● O que se pede
No trecho sobre a política externa de Barack Obama para o Oriente Médio, qual relacionamento complicado é citado como fator nas questões envolvendo Palestina e Israel?

Um segundo aspecto estaria nos temas decorrentes da Primavera Árabe e especialmente, no caso da Síria e o surgimento do ISIS em 2014. O conflito decorrente disso surgiu em meio à crise existente no Iraque, motivados por grupos de interesses que perderam espaço com a implantação de um novo sistema política no governo Bush. Como considerado por Obama, essa seria uma versão dos próprios habitantes do Oriente Médio serem capazes de resolver os seus problemas (Krieg, 2016), um fator condicionante nesse conflito estaria na redução de participação dos Estados Unidos no tema.

 

Um terceiro tema importante irá se desenvolver na questão nuclear iraniana, através da diplomacia, outro fator diz respeito às regiões de Palestina e Israel, devido a um complicado relacionamento entre Benjamin Netanyahu e Barack Obama. O quarto tema e extremamente importante são as relações entre China e Rússia que tem se mostrado grandes potências em suas capacidades nos últimos tempos, ameaçando assim a estabilidade dos Estados Unidos, como maior potência (Armstrong, 2013).

● Material bruto

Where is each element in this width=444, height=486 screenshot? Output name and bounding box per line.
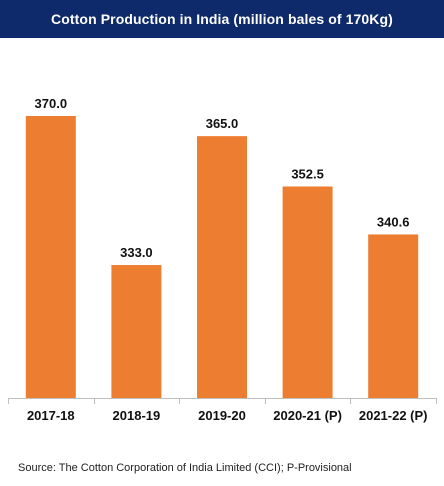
chart-title-bar: Cotton Production in India (million bale… [0,0,444,38]
bar-2017-18 [25,116,76,398]
chart-title: Cotton Production in India (million bale… [51,11,393,27]
value-label: 340.6 [377,214,410,229]
x-tick-label: 2019-20 [198,408,246,423]
bars-group [25,116,419,398]
x-tick-label: 2021-22 (P) [359,408,428,423]
bar-2020-21-P [282,186,333,398]
value-label: 365.0 [206,116,239,131]
value-label: 370.0 [35,96,68,111]
x-tick-labels-group: 2017-18 2018-19 2019-20 2020-21 (P) 2021-22 … [27,408,428,423]
value-label: 352.5 [291,167,324,182]
x-tick-label: 2018-19 [113,408,161,423]
x-tick-label: 2017-18 [27,408,75,423]
x-tick-marks-group [8,398,437,404]
bar-2019-20 [197,136,247,398]
bar-2018-19 [111,265,162,398]
value-labels-group: 370.0 333.0 365.0 352.5 340.6 [35,96,410,260]
bar-2021-22-P [368,234,419,398]
value-label: 333.0 [120,245,153,260]
source-note: Source: The Cotton Corporation of India … [18,462,352,474]
bar-chart: 370.0 333.0 365.0 352.5 340.6 2017-18 2018-19… [8,96,437,423]
x-tick-label: 2020-21 (P) [273,408,342,423]
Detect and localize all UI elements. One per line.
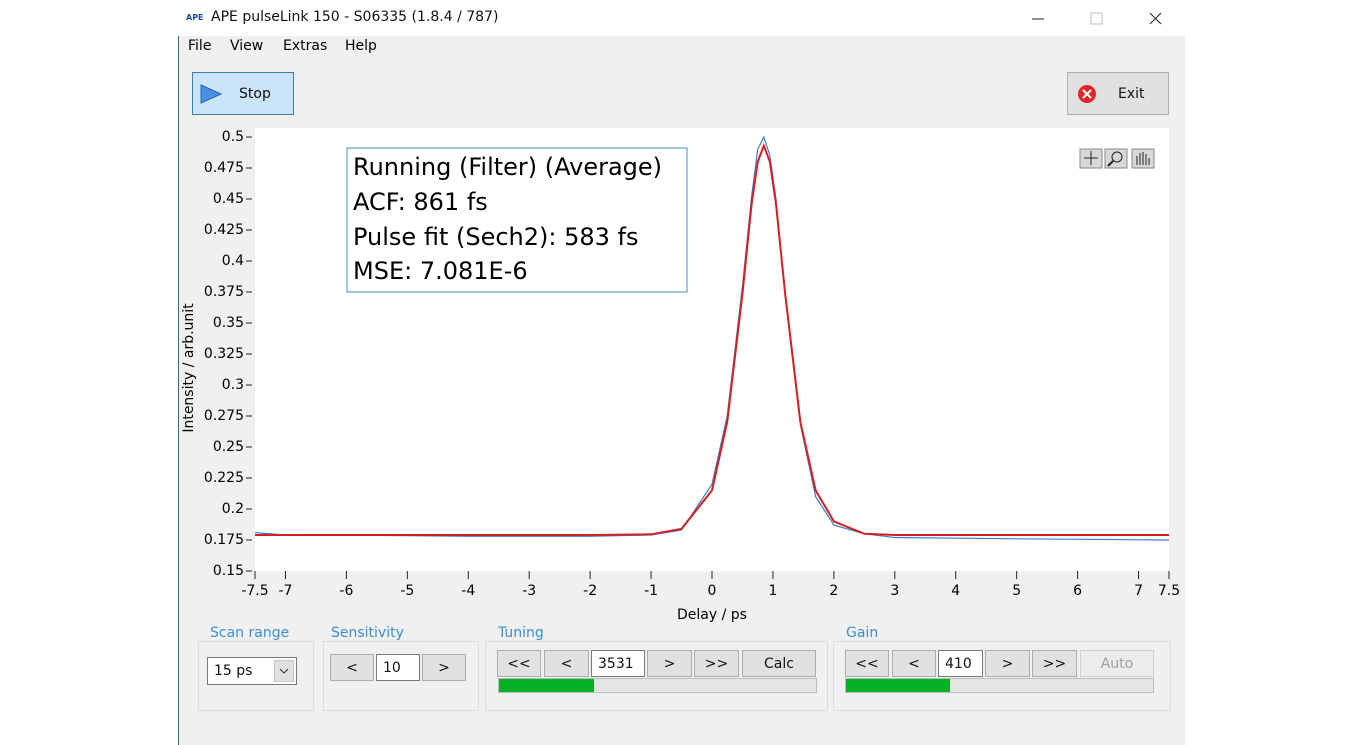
x-tick-label: 2: [829, 583, 838, 599]
x-tick-label: 7: [1134, 583, 1143, 599]
window-controls[interactable]: [1018, 8, 1178, 28]
y-tick-label: 0.5: [222, 129, 244, 145]
x-tick-label: -3: [522, 583, 536, 599]
gain-group: [833, 641, 1171, 711]
data-line: [254, 135, 1170, 541]
button[interactable]: <: [544, 650, 589, 677]
button[interactable]: >>: [694, 650, 739, 677]
exit-label: Exit: [1118, 85, 1145, 102]
y-tick-label: 0.475: [204, 160, 244, 176]
status-text: MSE: 7.081E-6: [353, 257, 528, 285]
sensitivity-group: [323, 641, 479, 711]
y-tick-label: 0.45: [213, 191, 244, 207]
x-tick-label: -2: [583, 583, 597, 599]
button[interactable]: >: [985, 650, 1030, 677]
menu-item[interactable]: Help: [345, 38, 377, 54]
stop-label: Stop: [239, 85, 271, 102]
exit-icon: [1078, 84, 1096, 103]
plot-tools[interactable]: [1079, 148, 1155, 169]
progress-fill: [499, 679, 595, 692]
group-label: Scan range: [208, 625, 292, 641]
y-tick-label: 0.35: [213, 315, 244, 331]
status-text: Running (Filter) (Average): [353, 153, 662, 181]
progress-bar: [498, 678, 817, 693]
data-line: [255, 142, 1169, 536]
x-tick-label: -7.5: [241, 583, 268, 599]
scan-range-group: [198, 641, 314, 711]
button: Auto: [1080, 650, 1154, 677]
progress-bar: [845, 678, 1154, 693]
app-icon: APE: [186, 13, 204, 22]
dropdown-arrow: [274, 660, 294, 682]
menu-item[interactable]: View: [230, 38, 264, 54]
play-icon: [200, 83, 223, 104]
button[interactable]: <<: [845, 650, 889, 677]
y-tick-label: 0.325: [204, 346, 244, 362]
scan-range-select[interactable]: 15 ps: [207, 657, 297, 685]
button[interactable]: >: [422, 654, 466, 681]
input[interactable]: 410: [938, 650, 983, 677]
button[interactable]: Calc: [742, 650, 816, 677]
tuning-group: [485, 641, 828, 711]
input[interactable]: 10: [376, 654, 420, 681]
input[interactable]: 3531: [591, 650, 645, 677]
x-tick-label: -6: [339, 583, 353, 599]
y-axis-label: Intensity / arb.unit: [181, 303, 197, 433]
x-tick-label: 3: [890, 583, 899, 599]
x-tick-label: -5: [400, 583, 414, 599]
exit-button[interactable]: Exit: [1067, 72, 1169, 115]
y-tick-label: 0.375: [204, 284, 244, 300]
y-tick-label: 0.2: [222, 501, 244, 517]
x-tick-label: 5: [1012, 583, 1021, 599]
y-tick-label: 0.425: [204, 222, 244, 238]
group-label: Tuning: [496, 625, 546, 641]
status-text: Pulse fit (Sech2): 583 fs: [353, 223, 639, 251]
y-tick-label: 0.15: [213, 563, 244, 579]
title-bar: APE APE pulseLink 150 - S06335 (1.8.4 / …: [178, 0, 1185, 36]
group-label: Sensitivity: [329, 625, 406, 641]
select-value: 15 ps: [214, 663, 253, 679]
x-tick-label: 4: [951, 583, 960, 599]
menu-item[interactable]: Extras: [283, 38, 328, 54]
button[interactable]: <: [330, 654, 374, 681]
button[interactable]: <<: [497, 650, 541, 677]
stop-button[interactable]: Stop: [192, 72, 294, 115]
progress-fill: [846, 679, 951, 692]
group-label: Gain: [844, 625, 881, 641]
y-tick-label: 0.4: [222, 253, 244, 269]
x-tick-label: 1: [768, 583, 777, 599]
status-text: ACF: 861 fs: [353, 188, 488, 216]
status-box: [346, 147, 688, 293]
x-tick-label: 6: [1073, 583, 1082, 599]
button[interactable]: >>: [1032, 650, 1077, 677]
x-tick-label: -4: [461, 583, 475, 599]
x-tick-label: -1: [644, 583, 658, 599]
x-tick-label: 0: [708, 583, 717, 599]
y-tick-label: 0.275: [204, 408, 244, 424]
y-tick-label: 0.3: [222, 377, 244, 393]
button[interactable]: >: [647, 650, 692, 677]
button[interactable]: <: [892, 650, 936, 677]
x-axis-label: Delay / ps: [677, 607, 747, 623]
x-tick-label: -7: [278, 583, 292, 599]
y-tick-label: 0.175: [204, 532, 244, 548]
y-tick-label: 0.25: [213, 439, 244, 455]
x-tick-label: 7.5: [1158, 583, 1180, 599]
y-tick-label: 0.225: [204, 470, 244, 486]
menu-item[interactable]: File: [188, 38, 212, 54]
window-title: APE pulseLink 150 - S06335 (1.8.4 / 787): [211, 9, 499, 25]
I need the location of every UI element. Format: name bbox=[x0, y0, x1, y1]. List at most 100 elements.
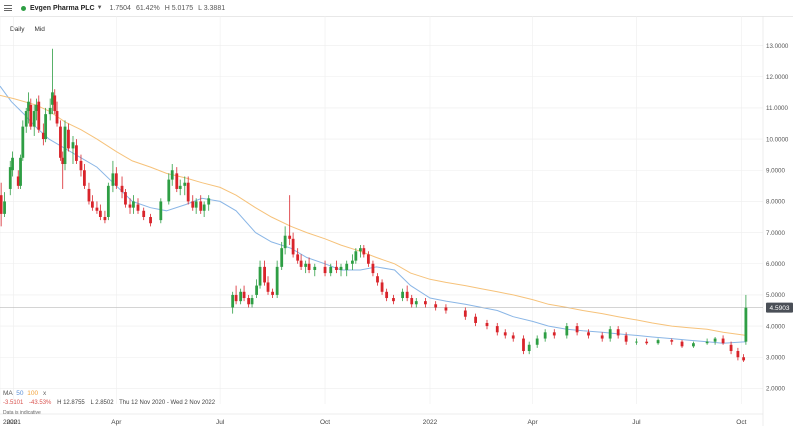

● Resultado final
O relacionamento entre Benjamin Netanyahu e Barack Obama.